_Problem details:_ Locate each line with the string "Generative" in the listing below and copy it.
--- start Working data ---
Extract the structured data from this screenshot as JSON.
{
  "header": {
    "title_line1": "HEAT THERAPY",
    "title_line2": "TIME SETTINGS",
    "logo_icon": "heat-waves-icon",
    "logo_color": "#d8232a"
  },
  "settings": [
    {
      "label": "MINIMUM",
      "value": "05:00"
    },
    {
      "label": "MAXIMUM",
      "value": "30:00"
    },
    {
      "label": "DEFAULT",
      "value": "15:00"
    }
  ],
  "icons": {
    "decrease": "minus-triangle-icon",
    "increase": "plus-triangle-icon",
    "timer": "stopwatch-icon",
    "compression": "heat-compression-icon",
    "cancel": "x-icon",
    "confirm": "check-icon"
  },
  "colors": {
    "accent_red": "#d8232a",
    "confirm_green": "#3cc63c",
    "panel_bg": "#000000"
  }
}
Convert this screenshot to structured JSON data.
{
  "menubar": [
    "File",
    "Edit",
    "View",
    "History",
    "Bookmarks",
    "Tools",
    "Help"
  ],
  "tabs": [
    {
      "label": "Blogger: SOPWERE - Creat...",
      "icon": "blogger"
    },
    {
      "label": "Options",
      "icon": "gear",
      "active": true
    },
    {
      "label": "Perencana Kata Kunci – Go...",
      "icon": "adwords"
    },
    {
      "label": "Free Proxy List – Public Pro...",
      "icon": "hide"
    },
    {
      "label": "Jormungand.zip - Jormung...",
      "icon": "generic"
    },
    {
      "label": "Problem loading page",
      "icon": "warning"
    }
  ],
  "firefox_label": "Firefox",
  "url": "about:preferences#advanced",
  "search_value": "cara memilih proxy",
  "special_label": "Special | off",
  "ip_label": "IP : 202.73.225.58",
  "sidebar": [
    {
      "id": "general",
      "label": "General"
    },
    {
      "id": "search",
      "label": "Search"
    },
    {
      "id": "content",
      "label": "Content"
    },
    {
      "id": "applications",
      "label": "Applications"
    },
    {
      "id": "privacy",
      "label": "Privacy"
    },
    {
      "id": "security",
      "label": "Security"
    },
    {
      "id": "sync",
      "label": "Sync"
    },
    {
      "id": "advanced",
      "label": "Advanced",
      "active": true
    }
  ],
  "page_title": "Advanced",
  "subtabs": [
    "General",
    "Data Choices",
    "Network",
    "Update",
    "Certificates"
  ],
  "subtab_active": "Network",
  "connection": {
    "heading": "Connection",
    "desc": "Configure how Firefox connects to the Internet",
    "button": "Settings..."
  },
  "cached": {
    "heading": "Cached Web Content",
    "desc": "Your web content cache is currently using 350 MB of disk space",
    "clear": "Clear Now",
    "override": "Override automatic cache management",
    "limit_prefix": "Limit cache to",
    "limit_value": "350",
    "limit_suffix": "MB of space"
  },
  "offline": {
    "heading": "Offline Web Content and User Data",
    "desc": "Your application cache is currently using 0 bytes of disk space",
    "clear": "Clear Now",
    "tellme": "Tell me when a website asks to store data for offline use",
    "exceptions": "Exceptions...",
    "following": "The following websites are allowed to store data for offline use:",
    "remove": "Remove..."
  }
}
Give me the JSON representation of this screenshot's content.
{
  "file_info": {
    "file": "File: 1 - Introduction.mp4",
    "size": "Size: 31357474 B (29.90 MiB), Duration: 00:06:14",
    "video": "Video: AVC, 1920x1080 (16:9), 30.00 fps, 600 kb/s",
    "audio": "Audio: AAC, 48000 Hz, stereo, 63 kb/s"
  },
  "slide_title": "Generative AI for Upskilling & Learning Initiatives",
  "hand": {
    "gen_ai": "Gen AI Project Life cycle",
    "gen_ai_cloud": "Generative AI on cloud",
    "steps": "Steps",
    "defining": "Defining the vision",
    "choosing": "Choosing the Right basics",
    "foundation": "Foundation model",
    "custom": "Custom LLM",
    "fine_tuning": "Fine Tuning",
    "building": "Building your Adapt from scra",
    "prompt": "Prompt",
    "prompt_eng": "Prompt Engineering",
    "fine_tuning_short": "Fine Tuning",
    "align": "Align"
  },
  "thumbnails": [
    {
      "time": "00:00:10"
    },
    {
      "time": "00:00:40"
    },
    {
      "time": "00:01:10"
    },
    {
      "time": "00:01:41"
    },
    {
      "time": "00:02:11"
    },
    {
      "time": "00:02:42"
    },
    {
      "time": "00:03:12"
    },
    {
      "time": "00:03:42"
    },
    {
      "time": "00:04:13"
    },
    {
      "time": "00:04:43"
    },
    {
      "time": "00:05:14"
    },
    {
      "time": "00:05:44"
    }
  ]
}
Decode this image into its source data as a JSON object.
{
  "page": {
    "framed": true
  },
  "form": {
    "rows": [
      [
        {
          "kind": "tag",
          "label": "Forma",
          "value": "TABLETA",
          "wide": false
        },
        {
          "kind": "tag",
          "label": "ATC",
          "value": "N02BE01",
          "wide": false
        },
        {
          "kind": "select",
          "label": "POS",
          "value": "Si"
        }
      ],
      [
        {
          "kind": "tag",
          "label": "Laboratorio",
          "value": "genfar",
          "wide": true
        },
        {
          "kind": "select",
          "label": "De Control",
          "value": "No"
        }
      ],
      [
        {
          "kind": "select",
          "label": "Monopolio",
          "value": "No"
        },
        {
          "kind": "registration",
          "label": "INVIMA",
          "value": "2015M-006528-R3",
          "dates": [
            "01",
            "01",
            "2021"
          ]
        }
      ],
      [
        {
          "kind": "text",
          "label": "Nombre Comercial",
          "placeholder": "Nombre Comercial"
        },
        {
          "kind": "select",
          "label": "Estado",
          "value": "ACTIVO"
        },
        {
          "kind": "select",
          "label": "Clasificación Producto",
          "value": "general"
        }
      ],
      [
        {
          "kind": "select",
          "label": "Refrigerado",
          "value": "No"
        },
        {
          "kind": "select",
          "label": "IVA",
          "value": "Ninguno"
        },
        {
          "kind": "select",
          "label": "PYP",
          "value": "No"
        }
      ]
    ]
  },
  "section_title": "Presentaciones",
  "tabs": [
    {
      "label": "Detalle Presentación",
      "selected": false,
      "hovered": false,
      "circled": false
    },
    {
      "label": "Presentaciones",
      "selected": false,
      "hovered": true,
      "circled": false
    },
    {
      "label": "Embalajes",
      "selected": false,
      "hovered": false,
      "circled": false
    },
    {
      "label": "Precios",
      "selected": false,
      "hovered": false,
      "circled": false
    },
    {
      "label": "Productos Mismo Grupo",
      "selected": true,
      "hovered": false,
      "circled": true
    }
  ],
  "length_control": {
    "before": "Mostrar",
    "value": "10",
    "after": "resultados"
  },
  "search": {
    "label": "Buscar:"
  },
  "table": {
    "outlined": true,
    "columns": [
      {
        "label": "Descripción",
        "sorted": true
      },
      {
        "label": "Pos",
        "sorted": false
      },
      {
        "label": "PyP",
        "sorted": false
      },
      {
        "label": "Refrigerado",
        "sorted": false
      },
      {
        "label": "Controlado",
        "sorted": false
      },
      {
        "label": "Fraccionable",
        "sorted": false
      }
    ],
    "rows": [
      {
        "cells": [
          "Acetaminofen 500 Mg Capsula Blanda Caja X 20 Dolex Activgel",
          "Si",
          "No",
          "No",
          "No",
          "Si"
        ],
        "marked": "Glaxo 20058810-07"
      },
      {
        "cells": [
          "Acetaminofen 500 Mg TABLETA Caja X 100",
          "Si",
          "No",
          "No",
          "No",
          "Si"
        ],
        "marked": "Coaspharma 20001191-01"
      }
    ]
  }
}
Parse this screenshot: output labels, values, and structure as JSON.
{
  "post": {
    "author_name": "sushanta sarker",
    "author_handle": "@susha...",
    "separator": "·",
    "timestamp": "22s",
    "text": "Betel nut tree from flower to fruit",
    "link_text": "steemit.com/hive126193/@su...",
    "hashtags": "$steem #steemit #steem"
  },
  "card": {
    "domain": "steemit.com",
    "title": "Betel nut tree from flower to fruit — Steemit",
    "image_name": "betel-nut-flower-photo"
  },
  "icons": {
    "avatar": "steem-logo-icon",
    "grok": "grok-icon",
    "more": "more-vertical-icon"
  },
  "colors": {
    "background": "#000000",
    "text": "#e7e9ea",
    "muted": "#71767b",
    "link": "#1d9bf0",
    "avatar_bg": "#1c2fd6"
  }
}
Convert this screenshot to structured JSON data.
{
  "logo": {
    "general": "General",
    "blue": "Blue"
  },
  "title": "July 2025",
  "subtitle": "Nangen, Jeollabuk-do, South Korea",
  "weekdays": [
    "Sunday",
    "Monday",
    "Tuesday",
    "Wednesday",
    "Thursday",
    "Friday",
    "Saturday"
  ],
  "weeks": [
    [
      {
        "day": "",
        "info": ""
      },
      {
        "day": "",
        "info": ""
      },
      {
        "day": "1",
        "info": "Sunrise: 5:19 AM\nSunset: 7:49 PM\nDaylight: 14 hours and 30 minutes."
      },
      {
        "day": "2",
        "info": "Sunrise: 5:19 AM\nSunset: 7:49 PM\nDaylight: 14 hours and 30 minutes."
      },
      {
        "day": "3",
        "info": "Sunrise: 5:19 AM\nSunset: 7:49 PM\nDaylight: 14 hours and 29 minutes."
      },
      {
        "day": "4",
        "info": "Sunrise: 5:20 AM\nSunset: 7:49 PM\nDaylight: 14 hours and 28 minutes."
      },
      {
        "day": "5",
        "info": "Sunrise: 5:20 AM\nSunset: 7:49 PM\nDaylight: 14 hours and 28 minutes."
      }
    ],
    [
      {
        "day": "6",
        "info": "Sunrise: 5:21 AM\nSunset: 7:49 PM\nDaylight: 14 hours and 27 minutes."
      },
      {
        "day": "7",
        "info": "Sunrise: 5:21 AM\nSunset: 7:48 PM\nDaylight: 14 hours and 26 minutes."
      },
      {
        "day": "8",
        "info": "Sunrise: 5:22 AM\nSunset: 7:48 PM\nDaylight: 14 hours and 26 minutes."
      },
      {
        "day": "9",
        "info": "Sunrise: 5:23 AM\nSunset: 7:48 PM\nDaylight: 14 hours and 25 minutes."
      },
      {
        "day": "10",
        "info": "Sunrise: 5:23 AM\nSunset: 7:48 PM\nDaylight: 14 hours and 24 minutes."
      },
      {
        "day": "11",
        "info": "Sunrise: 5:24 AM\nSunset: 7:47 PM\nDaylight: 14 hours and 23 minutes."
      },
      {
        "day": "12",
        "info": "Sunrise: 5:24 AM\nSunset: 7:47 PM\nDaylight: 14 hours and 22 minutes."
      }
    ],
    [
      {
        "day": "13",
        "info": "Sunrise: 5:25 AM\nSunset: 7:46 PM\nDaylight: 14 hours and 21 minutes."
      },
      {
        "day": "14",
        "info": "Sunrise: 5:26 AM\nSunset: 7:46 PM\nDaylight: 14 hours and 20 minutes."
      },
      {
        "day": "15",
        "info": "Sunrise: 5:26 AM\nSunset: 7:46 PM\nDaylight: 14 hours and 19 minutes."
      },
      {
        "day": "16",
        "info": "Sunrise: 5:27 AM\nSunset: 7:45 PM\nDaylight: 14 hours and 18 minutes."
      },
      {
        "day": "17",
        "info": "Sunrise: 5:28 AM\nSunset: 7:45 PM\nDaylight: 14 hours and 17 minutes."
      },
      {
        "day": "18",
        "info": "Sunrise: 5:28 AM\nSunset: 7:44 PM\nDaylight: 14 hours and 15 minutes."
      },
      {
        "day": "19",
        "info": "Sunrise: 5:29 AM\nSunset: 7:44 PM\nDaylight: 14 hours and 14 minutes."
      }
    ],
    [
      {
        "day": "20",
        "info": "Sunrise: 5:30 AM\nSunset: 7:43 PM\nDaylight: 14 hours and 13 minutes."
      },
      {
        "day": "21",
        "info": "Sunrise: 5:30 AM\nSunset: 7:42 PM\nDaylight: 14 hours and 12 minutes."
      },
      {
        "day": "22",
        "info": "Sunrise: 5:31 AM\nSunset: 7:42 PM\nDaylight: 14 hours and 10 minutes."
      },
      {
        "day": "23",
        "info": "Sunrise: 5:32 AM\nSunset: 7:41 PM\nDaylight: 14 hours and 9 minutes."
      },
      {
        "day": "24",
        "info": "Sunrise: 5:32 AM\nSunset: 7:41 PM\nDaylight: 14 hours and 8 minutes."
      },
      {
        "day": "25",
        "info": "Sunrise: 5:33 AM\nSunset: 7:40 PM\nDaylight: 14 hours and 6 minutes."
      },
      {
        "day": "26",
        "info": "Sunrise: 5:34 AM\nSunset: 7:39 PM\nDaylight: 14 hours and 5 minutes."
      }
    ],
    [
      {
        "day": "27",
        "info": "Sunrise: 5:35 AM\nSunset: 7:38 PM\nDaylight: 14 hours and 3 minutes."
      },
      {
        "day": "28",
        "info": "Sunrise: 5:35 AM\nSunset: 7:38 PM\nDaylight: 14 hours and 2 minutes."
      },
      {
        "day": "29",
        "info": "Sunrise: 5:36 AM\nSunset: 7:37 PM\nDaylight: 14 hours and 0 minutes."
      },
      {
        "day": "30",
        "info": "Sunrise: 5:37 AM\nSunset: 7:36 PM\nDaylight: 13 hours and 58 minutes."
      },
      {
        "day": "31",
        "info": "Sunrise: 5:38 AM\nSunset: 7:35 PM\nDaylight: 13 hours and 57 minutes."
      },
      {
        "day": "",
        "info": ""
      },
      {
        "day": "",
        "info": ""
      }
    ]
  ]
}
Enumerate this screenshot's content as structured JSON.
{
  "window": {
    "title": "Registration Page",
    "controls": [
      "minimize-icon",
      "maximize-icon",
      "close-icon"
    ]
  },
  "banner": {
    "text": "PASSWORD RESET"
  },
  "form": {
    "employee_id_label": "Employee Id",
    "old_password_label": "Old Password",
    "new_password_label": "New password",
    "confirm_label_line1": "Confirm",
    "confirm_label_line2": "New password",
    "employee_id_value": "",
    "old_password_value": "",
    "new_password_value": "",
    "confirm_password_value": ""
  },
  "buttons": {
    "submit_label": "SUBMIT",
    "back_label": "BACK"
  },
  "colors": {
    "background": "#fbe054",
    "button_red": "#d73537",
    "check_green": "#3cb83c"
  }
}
--- end Working data ---
_Written solution:_
  "slide_title": "Generative AI for Upskilling & Learning Initiatives",
    "gen_ai_cloud": "Generative AI on cloud",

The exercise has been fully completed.